── Records shown ──

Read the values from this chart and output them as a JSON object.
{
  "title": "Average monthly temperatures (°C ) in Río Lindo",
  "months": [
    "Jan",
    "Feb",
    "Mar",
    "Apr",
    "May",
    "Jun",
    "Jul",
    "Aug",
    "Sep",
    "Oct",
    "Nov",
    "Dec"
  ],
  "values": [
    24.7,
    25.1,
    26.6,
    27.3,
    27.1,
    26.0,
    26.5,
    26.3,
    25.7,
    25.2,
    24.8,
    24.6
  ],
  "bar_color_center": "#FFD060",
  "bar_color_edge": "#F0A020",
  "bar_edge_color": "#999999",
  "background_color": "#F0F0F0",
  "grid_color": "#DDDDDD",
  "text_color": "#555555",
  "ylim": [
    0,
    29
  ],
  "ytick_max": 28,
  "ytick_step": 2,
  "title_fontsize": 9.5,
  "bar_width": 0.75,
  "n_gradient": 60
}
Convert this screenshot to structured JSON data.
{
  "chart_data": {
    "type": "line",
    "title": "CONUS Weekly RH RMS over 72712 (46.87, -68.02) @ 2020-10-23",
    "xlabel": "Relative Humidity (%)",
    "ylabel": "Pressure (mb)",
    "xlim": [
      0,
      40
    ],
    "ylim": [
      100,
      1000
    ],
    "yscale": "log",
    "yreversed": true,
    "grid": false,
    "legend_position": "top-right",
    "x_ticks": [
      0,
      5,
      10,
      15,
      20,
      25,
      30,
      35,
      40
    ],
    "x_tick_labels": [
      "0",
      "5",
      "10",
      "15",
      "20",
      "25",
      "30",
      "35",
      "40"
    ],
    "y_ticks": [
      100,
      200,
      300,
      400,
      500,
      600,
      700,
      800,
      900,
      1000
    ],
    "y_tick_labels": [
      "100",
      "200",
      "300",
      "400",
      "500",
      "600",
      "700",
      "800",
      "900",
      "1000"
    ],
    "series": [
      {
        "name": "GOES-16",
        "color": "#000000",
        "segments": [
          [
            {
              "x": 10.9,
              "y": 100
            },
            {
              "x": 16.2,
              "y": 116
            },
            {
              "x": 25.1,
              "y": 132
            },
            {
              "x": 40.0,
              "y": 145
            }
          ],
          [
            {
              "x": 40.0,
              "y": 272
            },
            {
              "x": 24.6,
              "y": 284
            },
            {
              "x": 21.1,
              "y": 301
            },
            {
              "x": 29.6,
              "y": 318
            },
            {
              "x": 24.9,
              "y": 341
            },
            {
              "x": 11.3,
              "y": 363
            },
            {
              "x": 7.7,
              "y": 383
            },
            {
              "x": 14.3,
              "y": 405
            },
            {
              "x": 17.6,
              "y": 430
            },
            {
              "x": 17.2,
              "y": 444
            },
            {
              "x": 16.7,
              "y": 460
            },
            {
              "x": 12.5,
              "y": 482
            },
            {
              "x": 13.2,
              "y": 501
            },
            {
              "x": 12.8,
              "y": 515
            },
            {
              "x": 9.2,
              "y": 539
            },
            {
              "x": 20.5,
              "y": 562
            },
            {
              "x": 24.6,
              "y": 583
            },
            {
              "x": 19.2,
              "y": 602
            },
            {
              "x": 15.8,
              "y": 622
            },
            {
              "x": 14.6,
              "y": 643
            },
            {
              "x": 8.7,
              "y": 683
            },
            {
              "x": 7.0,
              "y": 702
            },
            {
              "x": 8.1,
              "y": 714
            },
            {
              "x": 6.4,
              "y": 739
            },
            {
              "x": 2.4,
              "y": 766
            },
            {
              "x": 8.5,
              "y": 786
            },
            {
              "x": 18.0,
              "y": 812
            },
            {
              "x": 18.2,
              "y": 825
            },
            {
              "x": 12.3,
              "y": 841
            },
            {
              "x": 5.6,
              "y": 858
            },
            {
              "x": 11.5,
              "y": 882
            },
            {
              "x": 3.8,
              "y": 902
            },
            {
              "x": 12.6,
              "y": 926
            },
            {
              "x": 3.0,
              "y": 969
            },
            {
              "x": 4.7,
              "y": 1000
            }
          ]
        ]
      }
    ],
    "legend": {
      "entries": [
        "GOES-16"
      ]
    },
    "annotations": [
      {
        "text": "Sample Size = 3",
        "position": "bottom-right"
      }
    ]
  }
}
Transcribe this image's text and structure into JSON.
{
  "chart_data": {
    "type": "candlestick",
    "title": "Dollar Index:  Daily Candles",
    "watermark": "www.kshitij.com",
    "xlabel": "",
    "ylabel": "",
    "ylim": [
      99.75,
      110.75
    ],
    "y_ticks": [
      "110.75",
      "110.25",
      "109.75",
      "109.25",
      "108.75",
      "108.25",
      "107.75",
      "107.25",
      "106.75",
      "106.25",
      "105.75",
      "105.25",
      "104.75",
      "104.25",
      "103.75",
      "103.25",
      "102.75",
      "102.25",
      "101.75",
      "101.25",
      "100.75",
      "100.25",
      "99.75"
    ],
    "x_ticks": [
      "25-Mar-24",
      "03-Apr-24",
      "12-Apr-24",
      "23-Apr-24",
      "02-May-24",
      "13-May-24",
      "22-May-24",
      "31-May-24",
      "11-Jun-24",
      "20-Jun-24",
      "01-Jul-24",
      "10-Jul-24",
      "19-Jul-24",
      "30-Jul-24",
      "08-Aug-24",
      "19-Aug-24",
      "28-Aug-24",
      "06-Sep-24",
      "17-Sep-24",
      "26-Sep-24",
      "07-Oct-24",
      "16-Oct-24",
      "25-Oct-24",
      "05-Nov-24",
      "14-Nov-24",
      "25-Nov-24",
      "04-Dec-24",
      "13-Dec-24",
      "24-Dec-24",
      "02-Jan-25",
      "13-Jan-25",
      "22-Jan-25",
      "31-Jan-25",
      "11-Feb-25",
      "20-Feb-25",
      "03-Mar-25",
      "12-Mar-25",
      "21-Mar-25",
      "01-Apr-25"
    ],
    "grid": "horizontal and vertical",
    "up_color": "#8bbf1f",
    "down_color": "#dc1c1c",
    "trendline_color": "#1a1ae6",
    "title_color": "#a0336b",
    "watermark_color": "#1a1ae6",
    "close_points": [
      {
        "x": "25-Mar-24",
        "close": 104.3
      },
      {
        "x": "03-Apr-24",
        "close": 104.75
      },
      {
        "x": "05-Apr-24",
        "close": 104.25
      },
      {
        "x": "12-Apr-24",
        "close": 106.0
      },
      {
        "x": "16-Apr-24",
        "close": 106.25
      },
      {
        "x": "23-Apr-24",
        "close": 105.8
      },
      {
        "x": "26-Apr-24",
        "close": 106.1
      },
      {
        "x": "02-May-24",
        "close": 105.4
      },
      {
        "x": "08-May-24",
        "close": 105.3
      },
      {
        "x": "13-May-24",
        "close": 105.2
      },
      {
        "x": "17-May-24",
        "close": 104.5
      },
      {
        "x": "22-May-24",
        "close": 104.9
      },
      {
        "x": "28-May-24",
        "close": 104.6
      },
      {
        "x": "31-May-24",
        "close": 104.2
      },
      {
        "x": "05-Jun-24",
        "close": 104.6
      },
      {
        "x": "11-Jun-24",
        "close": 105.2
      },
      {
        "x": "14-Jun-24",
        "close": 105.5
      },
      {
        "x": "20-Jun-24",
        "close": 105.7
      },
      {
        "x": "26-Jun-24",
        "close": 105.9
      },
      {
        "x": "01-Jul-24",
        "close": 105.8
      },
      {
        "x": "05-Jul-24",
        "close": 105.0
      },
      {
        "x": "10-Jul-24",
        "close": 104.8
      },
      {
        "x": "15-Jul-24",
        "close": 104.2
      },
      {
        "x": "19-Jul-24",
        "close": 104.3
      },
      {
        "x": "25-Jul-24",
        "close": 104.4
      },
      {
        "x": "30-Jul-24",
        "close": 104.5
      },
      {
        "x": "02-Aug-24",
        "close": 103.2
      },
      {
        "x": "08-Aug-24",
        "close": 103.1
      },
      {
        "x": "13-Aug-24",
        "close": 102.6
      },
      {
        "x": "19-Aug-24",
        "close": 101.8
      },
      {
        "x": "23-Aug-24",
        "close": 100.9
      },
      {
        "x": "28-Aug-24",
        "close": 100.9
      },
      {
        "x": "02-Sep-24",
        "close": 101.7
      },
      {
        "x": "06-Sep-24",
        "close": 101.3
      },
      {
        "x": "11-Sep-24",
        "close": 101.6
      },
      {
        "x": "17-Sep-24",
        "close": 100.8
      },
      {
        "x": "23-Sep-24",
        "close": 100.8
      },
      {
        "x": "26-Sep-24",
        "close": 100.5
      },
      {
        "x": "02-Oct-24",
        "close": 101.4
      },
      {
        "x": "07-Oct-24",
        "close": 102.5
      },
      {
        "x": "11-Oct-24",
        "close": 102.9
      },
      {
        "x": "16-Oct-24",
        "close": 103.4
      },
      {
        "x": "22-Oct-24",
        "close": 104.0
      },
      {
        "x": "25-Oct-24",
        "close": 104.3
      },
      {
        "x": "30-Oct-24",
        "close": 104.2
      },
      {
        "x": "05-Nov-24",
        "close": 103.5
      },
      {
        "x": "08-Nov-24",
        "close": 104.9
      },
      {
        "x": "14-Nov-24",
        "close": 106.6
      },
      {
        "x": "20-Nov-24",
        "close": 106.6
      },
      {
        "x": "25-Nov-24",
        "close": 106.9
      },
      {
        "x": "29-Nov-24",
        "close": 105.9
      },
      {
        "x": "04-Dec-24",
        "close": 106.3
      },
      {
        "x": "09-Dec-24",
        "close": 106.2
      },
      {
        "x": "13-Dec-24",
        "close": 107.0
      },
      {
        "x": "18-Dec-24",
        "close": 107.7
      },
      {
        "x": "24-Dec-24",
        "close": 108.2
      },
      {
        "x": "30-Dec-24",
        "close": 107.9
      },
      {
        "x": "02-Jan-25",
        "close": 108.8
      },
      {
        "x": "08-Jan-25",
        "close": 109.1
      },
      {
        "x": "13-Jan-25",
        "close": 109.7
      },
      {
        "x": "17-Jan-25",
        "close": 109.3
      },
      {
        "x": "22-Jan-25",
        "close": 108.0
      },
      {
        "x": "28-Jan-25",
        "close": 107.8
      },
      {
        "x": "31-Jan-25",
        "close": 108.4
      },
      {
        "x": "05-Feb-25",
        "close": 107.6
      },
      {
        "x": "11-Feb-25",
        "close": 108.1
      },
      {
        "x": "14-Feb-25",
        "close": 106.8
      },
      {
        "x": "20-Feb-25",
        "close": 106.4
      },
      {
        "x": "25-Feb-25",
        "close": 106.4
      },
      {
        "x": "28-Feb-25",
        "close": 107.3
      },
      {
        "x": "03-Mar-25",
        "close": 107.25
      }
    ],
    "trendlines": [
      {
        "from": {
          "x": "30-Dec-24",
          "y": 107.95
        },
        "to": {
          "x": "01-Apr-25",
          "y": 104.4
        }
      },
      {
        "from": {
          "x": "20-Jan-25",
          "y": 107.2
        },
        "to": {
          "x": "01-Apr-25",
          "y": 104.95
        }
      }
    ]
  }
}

───

Task to carry out: From the entries above, list each line with "right" in it.

Worked solution:
    "legend_position": "top-right",
        "position": "bottom-right"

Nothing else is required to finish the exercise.